▸ **TASK**
Below are the records. List every line holding the word "sektorių".

---------- INPUT DATA

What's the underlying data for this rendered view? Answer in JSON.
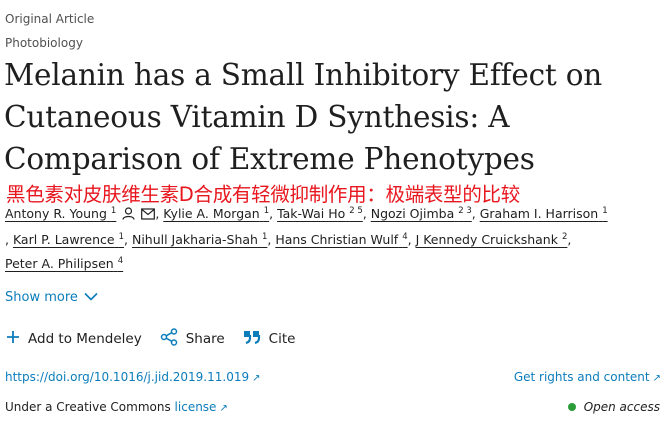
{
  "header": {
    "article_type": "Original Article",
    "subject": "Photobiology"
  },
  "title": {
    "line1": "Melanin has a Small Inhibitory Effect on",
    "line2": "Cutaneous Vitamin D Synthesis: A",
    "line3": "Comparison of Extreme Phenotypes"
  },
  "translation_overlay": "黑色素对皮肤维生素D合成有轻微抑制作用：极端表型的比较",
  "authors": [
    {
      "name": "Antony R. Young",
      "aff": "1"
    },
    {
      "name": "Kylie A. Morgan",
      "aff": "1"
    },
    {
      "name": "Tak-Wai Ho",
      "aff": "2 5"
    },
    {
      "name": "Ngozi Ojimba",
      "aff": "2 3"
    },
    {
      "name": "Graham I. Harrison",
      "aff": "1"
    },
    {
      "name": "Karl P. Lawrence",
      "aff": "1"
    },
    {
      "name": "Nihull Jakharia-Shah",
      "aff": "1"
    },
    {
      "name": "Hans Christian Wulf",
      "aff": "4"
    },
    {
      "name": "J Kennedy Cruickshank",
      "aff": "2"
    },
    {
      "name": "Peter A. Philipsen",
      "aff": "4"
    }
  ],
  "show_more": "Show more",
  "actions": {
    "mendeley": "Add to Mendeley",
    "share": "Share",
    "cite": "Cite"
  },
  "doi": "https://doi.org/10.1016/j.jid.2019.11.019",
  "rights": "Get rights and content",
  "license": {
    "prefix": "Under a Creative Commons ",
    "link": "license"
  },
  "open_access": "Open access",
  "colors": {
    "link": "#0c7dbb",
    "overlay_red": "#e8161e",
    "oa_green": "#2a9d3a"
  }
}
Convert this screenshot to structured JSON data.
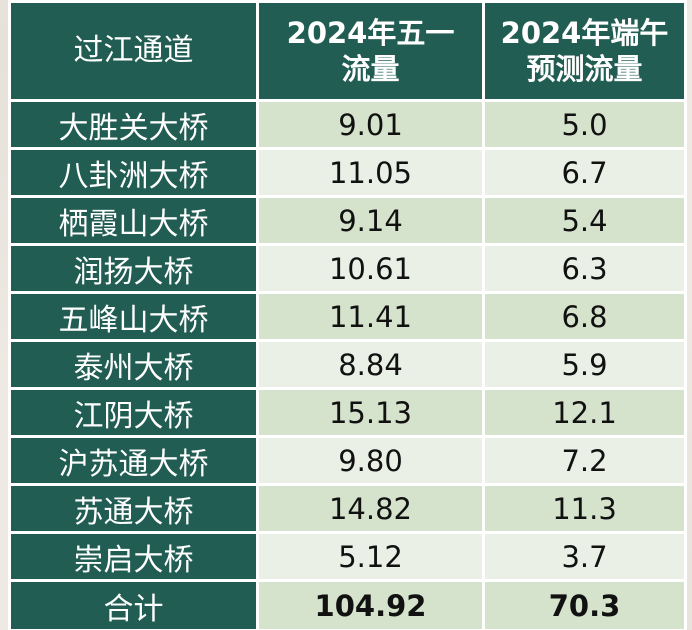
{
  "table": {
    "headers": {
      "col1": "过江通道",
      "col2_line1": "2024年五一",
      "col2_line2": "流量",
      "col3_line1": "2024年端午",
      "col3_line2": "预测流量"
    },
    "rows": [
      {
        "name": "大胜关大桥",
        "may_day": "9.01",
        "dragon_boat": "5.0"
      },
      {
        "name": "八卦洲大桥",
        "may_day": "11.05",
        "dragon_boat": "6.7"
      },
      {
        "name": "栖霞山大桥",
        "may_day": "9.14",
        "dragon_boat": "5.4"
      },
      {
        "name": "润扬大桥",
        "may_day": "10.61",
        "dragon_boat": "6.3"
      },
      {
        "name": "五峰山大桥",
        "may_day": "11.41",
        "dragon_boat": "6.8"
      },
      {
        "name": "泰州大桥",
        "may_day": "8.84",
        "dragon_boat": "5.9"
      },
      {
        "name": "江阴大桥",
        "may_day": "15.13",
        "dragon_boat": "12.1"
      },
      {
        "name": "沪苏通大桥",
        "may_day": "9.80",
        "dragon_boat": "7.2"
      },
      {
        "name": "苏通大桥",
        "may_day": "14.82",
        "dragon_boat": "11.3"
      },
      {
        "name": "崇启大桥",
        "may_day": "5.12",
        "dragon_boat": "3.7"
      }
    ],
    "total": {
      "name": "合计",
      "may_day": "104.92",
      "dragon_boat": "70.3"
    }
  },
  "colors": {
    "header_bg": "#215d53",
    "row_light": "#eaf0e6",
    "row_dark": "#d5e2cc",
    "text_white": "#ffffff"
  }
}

--------------------
---------- INPUT DATA

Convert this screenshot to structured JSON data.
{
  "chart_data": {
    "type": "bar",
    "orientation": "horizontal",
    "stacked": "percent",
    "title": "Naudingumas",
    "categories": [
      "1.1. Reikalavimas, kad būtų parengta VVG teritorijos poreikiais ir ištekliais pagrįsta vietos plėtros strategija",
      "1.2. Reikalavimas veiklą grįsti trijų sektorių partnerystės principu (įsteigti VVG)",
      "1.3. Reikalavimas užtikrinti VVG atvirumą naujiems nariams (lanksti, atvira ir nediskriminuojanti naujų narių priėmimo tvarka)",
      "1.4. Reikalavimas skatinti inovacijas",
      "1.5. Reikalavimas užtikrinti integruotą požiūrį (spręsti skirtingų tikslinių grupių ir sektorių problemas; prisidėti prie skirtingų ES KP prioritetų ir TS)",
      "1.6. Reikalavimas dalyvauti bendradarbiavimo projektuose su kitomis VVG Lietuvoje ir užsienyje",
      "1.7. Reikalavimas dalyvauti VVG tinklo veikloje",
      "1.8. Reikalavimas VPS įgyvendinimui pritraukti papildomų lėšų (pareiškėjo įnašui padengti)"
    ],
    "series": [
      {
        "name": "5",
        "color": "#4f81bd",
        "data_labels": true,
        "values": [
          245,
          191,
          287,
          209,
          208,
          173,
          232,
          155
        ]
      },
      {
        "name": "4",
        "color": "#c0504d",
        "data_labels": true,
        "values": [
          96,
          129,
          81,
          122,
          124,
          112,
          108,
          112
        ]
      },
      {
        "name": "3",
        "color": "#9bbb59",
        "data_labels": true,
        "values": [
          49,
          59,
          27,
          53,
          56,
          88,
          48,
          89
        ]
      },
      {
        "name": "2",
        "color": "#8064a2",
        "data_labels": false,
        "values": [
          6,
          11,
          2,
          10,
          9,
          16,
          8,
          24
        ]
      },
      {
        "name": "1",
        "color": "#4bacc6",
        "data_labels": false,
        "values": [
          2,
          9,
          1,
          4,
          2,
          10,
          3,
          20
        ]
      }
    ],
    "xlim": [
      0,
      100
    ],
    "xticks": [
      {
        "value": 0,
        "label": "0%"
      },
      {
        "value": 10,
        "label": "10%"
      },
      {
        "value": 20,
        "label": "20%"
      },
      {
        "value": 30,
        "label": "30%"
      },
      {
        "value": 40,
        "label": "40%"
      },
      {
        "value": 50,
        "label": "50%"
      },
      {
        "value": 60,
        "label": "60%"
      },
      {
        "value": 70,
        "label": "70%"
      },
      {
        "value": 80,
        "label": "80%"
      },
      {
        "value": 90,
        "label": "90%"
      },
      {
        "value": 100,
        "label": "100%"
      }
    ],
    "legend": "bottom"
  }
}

--------------------

▸ **EXPECTED ANSWER**
      "1.2. Reikalavimas veiklą grįsti trijų sektorių partnerystės principu (įsteigti VVG)",
      "1.5. Reikalavimas užtikrinti integruotą požiūrį (spręsti skirtingų tikslinių grupių ir sektorių problemas; prisidėti prie skirtingų ES KP prioritetų ir TS)",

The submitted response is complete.